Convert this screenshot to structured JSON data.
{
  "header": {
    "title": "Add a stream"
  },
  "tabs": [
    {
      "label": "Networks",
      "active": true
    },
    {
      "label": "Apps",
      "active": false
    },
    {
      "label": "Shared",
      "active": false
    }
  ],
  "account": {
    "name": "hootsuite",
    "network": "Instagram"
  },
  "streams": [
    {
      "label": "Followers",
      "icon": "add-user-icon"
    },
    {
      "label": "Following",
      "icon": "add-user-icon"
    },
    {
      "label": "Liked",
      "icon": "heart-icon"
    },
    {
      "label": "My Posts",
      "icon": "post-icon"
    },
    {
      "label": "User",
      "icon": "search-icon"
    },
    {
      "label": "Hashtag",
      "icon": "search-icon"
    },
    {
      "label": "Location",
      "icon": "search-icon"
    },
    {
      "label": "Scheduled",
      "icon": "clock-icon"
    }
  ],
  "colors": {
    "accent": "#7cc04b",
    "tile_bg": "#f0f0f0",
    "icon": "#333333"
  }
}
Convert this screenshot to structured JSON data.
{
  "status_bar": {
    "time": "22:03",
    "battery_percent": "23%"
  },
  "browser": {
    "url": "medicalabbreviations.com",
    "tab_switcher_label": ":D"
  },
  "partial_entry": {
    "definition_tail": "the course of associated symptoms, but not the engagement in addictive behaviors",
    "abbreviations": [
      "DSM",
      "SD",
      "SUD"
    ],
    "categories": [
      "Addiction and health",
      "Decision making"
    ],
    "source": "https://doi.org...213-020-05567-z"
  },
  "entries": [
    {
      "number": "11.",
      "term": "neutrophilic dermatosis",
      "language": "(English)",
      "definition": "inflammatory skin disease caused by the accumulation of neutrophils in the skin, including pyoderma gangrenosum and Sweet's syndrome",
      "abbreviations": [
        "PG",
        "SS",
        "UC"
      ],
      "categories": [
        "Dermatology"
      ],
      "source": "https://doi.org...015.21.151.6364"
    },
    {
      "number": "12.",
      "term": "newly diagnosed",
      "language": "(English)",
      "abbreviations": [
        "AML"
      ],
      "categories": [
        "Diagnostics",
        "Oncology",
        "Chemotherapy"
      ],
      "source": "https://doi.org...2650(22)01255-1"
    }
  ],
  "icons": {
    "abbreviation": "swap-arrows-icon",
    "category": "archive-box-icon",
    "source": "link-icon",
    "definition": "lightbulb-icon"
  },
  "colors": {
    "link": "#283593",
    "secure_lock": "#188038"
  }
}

• WRITTEN TASK:
Reproduce every line above without error.

• RESULT OF THE EXERCISE:
Convert this screenshot to structured JSON data.
{
  "header": {
    "title": "Add a stream"
  },
  "tabs": [
    {
      "label": "Networks",
      "active": true
    },
    {
      "label": "Apps",
      "active": false
    },
    {
      "label": "Shared",
      "active": false
    }
  ],
  "account": {
    "name": "hootsuite",
    "network": "Instagram"
  },
  "streams": [
    {
      "label": "Followers",
      "icon": "add-user-icon"
    },
    {
      "label": "Following",
      "icon": "add-user-icon"
    },
    {
      "label": "Liked",
      "icon": "heart-icon"
    },
    {
      "label": "My Posts",
      "icon": "post-icon"
    },
    {
      "label": "User",
      "icon": "search-icon"
    },
    {
      "label": "Hashtag",
      "icon": "search-icon"
    },
    {
      "label": "Location",
      "icon": "search-icon"
    },
    {
      "label": "Scheduled",
      "icon": "clock-icon"
    }
  ],
  "colors": {
    "accent": "#7cc04b",
    "tile_bg": "#f0f0f0",
    "icon": "#333333"
  }
}
Convert this screenshot to structured JSON data.
{
  "status_bar": {
    "time": "22:03",
    "battery_percent": "23%"
  },
  "browser": {
    "url": "medicalabbreviations.com",
    "tab_switcher_label": ":D"
  },
  "partial_entry": {
    "definition_tail": "the course of associated symptoms, but not the engagement in addictive behaviors",
    "abbreviations": [
      "DSM",
      "SD",
      "SUD"
    ],
    "categories": [
      "Addiction and health",
      "Decision making"
    ],
    "source": "https://doi.org...213-020-05567-z"
  },
  "entries": [
    {
      "number": "11.",
      "term": "neutrophilic dermatosis",
      "language": "(English)",
      "definition": "inflammatory skin disease caused by the accumulation of neutrophils in the skin, including pyoderma gangrenosum and Sweet's syndrome",
      "abbreviations": [
        "PG",
        "SS",
        "UC"
      ],
      "categories": [
        "Dermatology"
      ],
      "source": "https://doi.org...015.21.151.6364"
    },
    {
      "number": "12.",
      "term": "newly diagnosed",
      "language": "(English)",
      "abbreviations": [
        "AML"
      ],
      "categories": [
        "Diagnostics",
        "Oncology",
        "Chemotherapy"
      ],
      "source": "https://doi.org...2650(22)01255-1"
    }
  ],
  "icons": {
    "abbreviation": "swap-arrows-icon",
    "category": "archive-box-icon",
    "source": "link-icon",
    "definition": "lightbulb-icon"
  },
  "colors": {
    "link": "#283593",
    "secure_lock": "#188038"
  }
}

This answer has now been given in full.